Excerpt from a dataset
+++++

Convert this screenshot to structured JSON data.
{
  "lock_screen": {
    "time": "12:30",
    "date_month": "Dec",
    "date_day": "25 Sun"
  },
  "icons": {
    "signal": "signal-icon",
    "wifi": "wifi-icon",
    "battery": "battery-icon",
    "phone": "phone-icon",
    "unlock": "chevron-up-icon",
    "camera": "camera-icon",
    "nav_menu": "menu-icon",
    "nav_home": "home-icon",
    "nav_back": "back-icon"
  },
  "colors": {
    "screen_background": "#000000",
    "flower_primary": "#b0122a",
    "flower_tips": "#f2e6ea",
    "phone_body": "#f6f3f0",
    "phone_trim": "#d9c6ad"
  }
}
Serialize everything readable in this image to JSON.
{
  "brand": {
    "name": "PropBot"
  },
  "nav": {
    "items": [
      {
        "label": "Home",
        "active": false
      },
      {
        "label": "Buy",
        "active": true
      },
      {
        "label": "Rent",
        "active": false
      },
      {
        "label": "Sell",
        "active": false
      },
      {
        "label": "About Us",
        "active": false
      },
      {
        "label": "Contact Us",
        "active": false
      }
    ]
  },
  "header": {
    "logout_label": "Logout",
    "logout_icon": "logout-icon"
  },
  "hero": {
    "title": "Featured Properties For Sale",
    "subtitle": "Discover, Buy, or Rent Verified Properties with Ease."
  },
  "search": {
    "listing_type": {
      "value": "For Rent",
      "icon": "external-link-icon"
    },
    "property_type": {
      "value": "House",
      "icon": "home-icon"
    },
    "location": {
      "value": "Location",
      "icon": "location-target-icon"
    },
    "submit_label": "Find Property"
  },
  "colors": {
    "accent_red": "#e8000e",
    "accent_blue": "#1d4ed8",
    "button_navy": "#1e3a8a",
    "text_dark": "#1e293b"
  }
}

+++++

-- Your task --
Tell how many lines hold the string "Rent", giving the number and nothing else.

-- The result --
3